Given problem: State how many lines of the entries hold the string "التي", and output nothing but that count.

____ Supplied entries

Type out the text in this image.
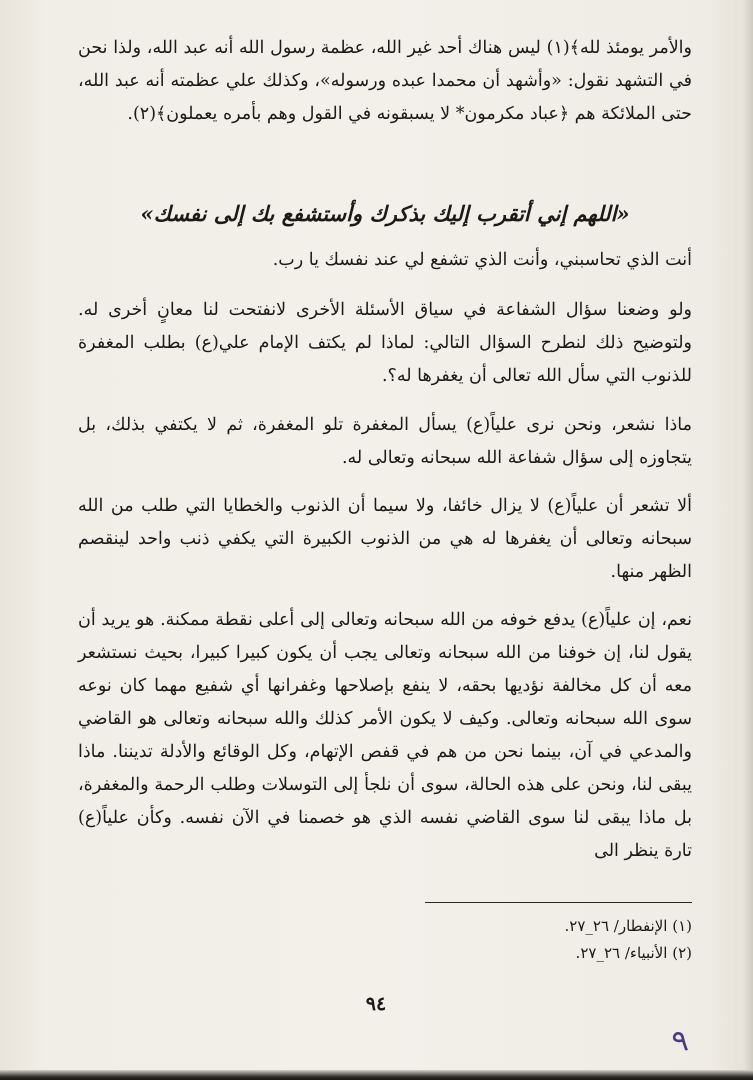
والأمر يومئذ لله﴾(١) ليس هناك أحد غير الله، عظمة رسول الله أنه عبد الله، ولذا نحن في التشهد نقول: «وأشهد أن محمدا عبده ورسوله»، وكذلك علي عظمته أنه عبد الله، حتى الملائكة هم ﴿عباد مكرمون* لا يسبقونه في القول وهم بأمره يعملون﴾(٢).

«اللهم إني أتقرب إليك بذكرك وأستشفع بك إلى نفسك»

أنت الذي تحاسبني، وأنت الذي تشفع لي عند نفسك يا رب.

ولو وضعنا سؤال الشفاعة في سياق الأسئلة الأخرى لانفتحت لنا معانٍ أخرى له. ولتوضيح ذلك لنطرح السؤال التالي: لماذا لم يكتف الإمام علي(ع) بطلب المغفرة للذنوب التي سأل الله تعالى أن يغفرها له؟.

ماذا نشعر، ونحن نرى علياً(ع) يسأل المغفرة تلو المغفرة، ثم لا يكتفي بذلك، بل يتجاوزه إلى سؤال شفاعة الله سبحانه وتعالى له.

ألا تشعر أن علياً(ع) لا يزال خائفا، ولا سيما أن الذنوب والخطايا التي طلب من الله سبحانه وتعالى أن يغفرها له هي من الذنوب الكبيرة التي يكفي ذنب واحد لينقصم الظهر منها.

نعم، إن علياً(ع) يدفع خوفه من الله سبحانه وتعالى إلى أعلى نقطة ممكنة. هو يريد أن يقول لنا، إن خوفنا من الله سبحانه وتعالى يجب أن يكون كبيرا كبيرا، بحيث نستشعر معه أن كل مخالفة نؤديها بحقه، لا ينفع بإصلاحها وغفرانها أي شفيع مهما كان نوعه سوى الله سبحانه وتعالى. وكيف لا يكون الأمر كذلك والله سبحانه وتعالى هو القاضي والمدعي في آن، بينما نحن من هم في قفص الإتهام، وكل الوقائع والأدلة تديننا. ماذا يبقى لنا، ونحن على هذه الحالة، سوى أن نلجأ إلى التوسلات وطلب الرحمة والمغفرة، بل ماذا يبقى لنا سوى القاضي نفسه الذي هو خصمنا في الآن نفسه. وكأن علياً(ع) تارة ينظر الى

(١) الإنفطار/ ٢٦_٢٧.
(٢) الأنبياء/ ٢٦_٢٧.
٩٤
٩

________

Exercise result: 2